(Raw records)
-- begin --
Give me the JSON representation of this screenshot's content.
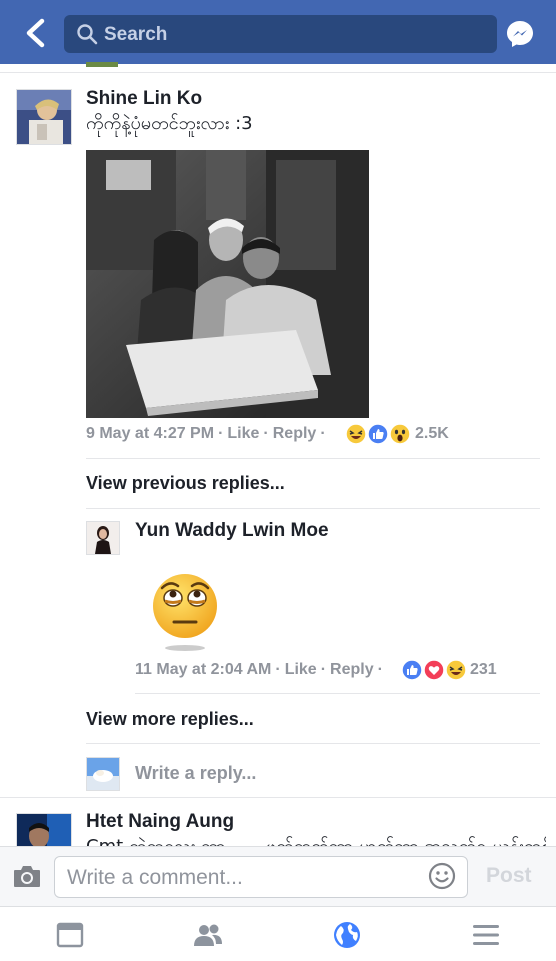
{
  "header": {
    "search_placeholder": "Search"
  },
  "comment1": {
    "author": "Shine Lin Ko",
    "text": "ကိုကိုနဲ့ပုံမတင်ဘူးလား :3",
    "time": "9 May at 4:27 PM",
    "like_label": "Like",
    "reply_label": "Reply",
    "reaction_count": "2.5K"
  },
  "view_previous": "View previous replies...",
  "reply1": {
    "author": "Yun Waddy Lwin Moe",
    "time": "11 May at 2:04 AM",
    "like_label": "Like",
    "reply_label": "Reply",
    "reaction_count": "231"
  },
  "view_more": "View more replies...",
  "reply_input_placeholder": "Write a reply...",
  "comment2": {
    "author": "Htet Naing Aung",
    "text": "Cmt တဲ့ကလေး ဘာ ..... ဖတ်ထက်ဘာ ဟုတ်ဘာ အသက်ရ ယန်းတစ်"
  },
  "composer": {
    "placeholder": "Write a comment...",
    "post_label": "Post"
  },
  "colors": {
    "brand": "#4267b2",
    "search_bg": "#29487d",
    "active_tab": "#4080ff"
  }
}
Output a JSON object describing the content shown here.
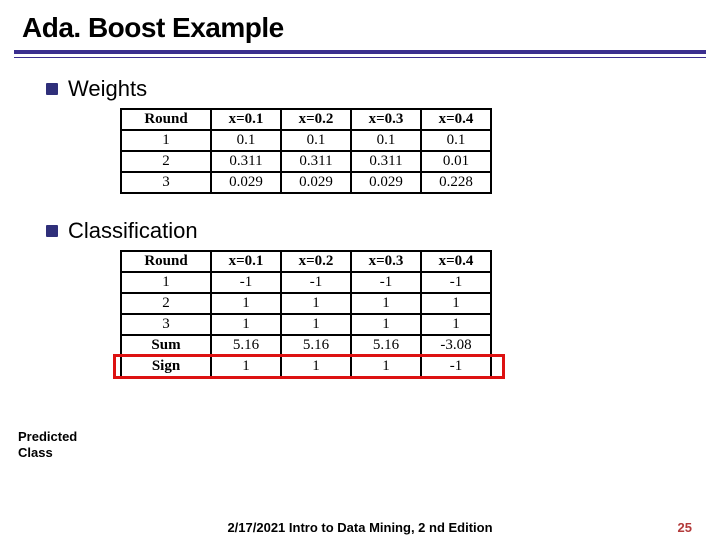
{
  "title": "Ada. Boost Example",
  "bullets": {
    "weights": "Weights",
    "classification": "Classification"
  },
  "weights_table": {
    "headers": [
      "Round",
      "x=0.1",
      "x=0.2",
      "x=0.3",
      "x=0.4"
    ],
    "rows": [
      [
        "1",
        "0.1",
        "0.1",
        "0.1",
        "0.1"
      ],
      [
        "2",
        "0.311",
        "0.311",
        "0.311",
        "0.01"
      ],
      [
        "3",
        "0.029",
        "0.029",
        "0.029",
        "0.228"
      ]
    ]
  },
  "class_table": {
    "headers": [
      "Round",
      "x=0.1",
      "x=0.2",
      "x=0.3",
      "x=0.4"
    ],
    "rows": [
      [
        "1",
        "-1",
        "-1",
        "-1",
        "-1"
      ],
      [
        "2",
        "1",
        "1",
        "1",
        "1"
      ],
      [
        "3",
        "1",
        "1",
        "1",
        "1"
      ]
    ],
    "sum": [
      "Sum",
      "5.16",
      "5.16",
      "5.16",
      "-3.08"
    ],
    "sign": [
      "Sign",
      "1",
      "1",
      "1",
      "-1"
    ]
  },
  "predicted_label_l1": "Predicted",
  "predicted_label_l2": "Class",
  "footer": {
    "center": "2/17/2021  Intro to Data Mining, 2 nd Edition",
    "page": "25"
  },
  "chart_data": [
    {
      "type": "table",
      "title": "Weights",
      "headers": [
        "Round",
        "x=0.1",
        "x=0.2",
        "x=0.3",
        "x=0.4"
      ],
      "rows": [
        {
          "Round": 1,
          "x=0.1": 0.1,
          "x=0.2": 0.1,
          "x=0.3": 0.1,
          "x=0.4": 0.1
        },
        {
          "Round": 2,
          "x=0.1": 0.311,
          "x=0.2": 0.311,
          "x=0.3": 0.311,
          "x=0.4": 0.01
        },
        {
          "Round": 3,
          "x=0.1": 0.029,
          "x=0.2": 0.029,
          "x=0.3": 0.029,
          "x=0.4": 0.228
        }
      ]
    },
    {
      "type": "table",
      "title": "Classification",
      "headers": [
        "Round",
        "x=0.1",
        "x=0.2",
        "x=0.3",
        "x=0.4"
      ],
      "rows": [
        {
          "Round": 1,
          "x=0.1": -1,
          "x=0.2": -1,
          "x=0.3": -1,
          "x=0.4": -1
        },
        {
          "Round": 2,
          "x=0.1": 1,
          "x=0.2": 1,
          "x=0.3": 1,
          "x=0.4": 1
        },
        {
          "Round": 3,
          "x=0.1": 1,
          "x=0.2": 1,
          "x=0.3": 1,
          "x=0.4": 1
        }
      ],
      "summary": {
        "Sum": {
          "x=0.1": 5.16,
          "x=0.2": 5.16,
          "x=0.3": 5.16,
          "x=0.4": -3.08
        },
        "Sign": {
          "x=0.1": 1,
          "x=0.2": 1,
          "x=0.3": 1,
          "x=0.4": -1
        }
      }
    }
  ]
}
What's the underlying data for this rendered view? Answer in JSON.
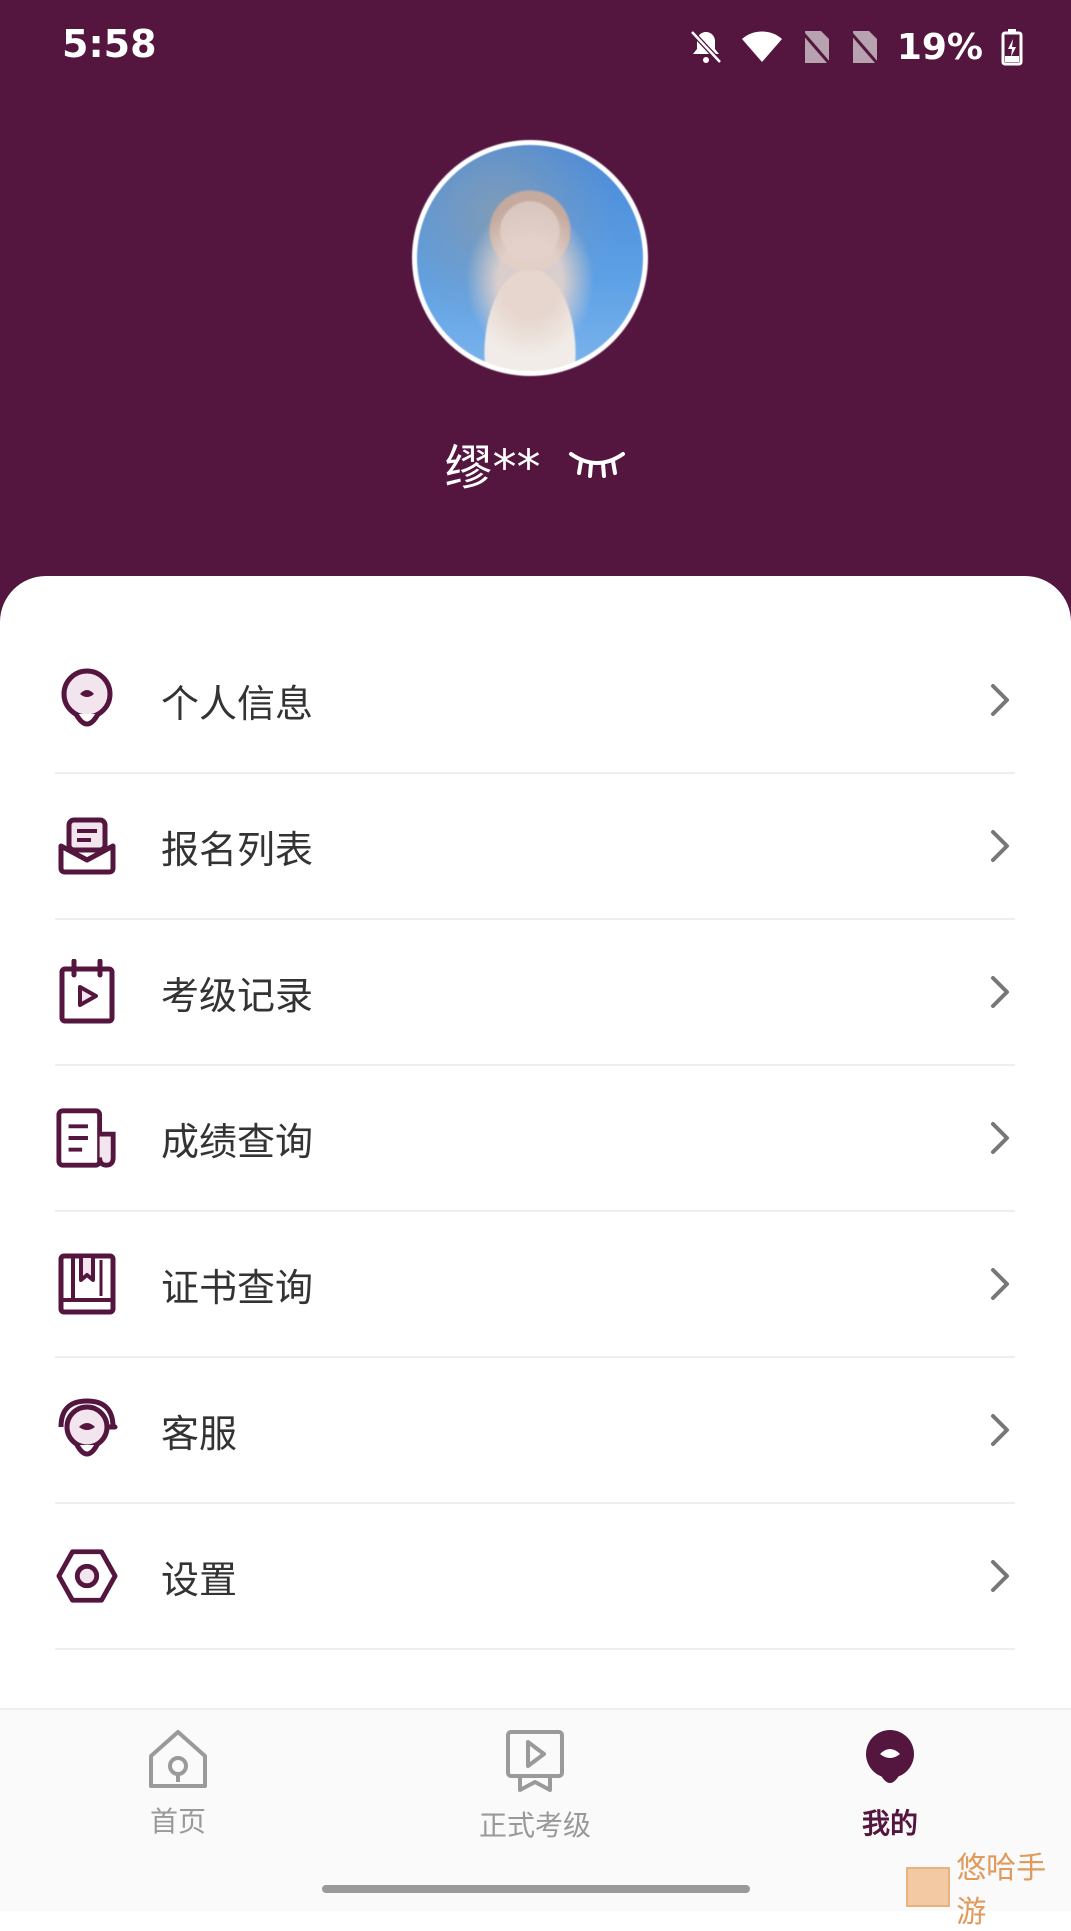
{
  "status_bar": {
    "time": "5:58",
    "battery": "19%"
  },
  "profile": {
    "name": "缪**"
  },
  "menu": [
    {
      "label": "个人信息",
      "icon": "person-icon"
    },
    {
      "label": "报名列表",
      "icon": "registration-list-icon"
    },
    {
      "label": "考级记录",
      "icon": "exam-record-icon"
    },
    {
      "label": "成绩查询",
      "icon": "score-query-icon"
    },
    {
      "label": "证书查询",
      "icon": "certificate-query-icon"
    },
    {
      "label": "客服",
      "icon": "customer-service-icon"
    },
    {
      "label": "设置",
      "icon": "settings-icon"
    }
  ],
  "tabs": [
    {
      "label": "首页",
      "active": false
    },
    {
      "label": "正式考级",
      "active": false
    },
    {
      "label": "我的",
      "active": true
    }
  ],
  "watermark": "悠哈手游",
  "colors": {
    "brand": "#54163f",
    "text": "#333333",
    "tab_inactive": "#999999"
  }
}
-- end --
* **TASK STATEMENT**: Write out every line of the data that holds the word "this".

* **TASK RESPONSE**:
Give me the JSON representation of this screenshot's content.
What's the underlying data for this rendered view? Answer in JSON.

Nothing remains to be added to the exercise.